======== RECORDED INFORMATION
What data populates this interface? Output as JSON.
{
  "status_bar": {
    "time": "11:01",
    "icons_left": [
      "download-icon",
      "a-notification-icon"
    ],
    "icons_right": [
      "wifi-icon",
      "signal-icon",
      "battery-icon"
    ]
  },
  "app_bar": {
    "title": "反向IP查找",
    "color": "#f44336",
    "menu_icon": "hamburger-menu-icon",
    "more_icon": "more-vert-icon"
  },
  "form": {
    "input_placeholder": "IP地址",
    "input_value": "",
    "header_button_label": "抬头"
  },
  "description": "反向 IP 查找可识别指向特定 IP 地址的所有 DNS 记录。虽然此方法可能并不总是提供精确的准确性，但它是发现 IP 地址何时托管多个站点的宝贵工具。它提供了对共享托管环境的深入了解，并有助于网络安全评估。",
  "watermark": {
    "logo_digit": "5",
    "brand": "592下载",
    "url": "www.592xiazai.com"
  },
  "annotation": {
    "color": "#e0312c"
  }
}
================
======== RECORDED INFORMATION
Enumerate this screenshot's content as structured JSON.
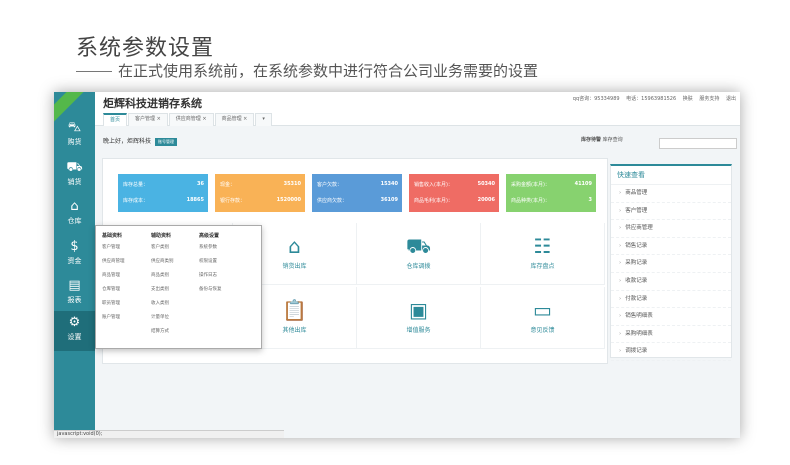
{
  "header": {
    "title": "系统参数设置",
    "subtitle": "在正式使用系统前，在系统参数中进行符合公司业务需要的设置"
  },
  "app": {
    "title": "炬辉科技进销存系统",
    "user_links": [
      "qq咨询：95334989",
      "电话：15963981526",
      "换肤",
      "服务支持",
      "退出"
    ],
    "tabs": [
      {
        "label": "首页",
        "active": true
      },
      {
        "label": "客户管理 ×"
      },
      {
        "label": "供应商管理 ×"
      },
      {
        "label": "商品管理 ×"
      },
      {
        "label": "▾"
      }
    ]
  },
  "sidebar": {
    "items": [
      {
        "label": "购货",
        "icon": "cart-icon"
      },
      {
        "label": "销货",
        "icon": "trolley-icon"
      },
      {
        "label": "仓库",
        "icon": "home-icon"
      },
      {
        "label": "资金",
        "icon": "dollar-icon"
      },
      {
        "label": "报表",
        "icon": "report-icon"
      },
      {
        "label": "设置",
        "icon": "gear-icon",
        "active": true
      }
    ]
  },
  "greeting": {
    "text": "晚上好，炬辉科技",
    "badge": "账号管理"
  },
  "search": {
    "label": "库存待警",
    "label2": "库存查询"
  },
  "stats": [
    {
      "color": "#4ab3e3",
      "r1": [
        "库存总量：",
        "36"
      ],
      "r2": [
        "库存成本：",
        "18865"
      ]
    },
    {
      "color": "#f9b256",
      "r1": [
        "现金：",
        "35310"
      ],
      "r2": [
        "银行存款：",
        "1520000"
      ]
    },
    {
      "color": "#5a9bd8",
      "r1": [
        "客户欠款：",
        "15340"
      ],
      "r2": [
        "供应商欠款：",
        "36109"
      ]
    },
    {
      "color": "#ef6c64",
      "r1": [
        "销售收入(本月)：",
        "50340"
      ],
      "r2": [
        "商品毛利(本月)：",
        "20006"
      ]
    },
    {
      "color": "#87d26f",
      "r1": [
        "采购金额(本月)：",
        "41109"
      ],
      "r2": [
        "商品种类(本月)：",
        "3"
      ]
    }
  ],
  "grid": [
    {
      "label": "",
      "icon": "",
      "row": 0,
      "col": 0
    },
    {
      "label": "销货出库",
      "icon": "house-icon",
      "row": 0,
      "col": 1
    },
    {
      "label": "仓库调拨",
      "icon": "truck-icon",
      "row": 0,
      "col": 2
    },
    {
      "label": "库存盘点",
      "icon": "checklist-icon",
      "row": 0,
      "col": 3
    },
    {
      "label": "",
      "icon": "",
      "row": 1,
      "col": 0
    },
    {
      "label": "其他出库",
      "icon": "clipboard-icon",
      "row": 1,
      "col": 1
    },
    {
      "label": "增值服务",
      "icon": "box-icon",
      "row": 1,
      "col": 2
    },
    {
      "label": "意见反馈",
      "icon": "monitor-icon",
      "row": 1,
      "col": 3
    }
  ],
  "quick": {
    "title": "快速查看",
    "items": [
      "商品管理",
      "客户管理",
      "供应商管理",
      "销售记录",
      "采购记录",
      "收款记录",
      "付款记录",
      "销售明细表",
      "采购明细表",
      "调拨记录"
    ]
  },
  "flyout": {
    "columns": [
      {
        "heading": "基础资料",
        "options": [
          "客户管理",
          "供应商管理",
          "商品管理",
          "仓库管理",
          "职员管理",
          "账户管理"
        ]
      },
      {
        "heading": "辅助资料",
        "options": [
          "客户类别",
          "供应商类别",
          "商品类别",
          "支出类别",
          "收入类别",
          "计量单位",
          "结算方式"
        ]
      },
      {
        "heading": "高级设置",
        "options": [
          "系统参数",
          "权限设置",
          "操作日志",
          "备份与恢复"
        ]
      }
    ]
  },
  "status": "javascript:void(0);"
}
================
-- EXERCISE --
Count every line above that holds the string "JSON" and give the total, nothing more.

-- RESPONSE --
2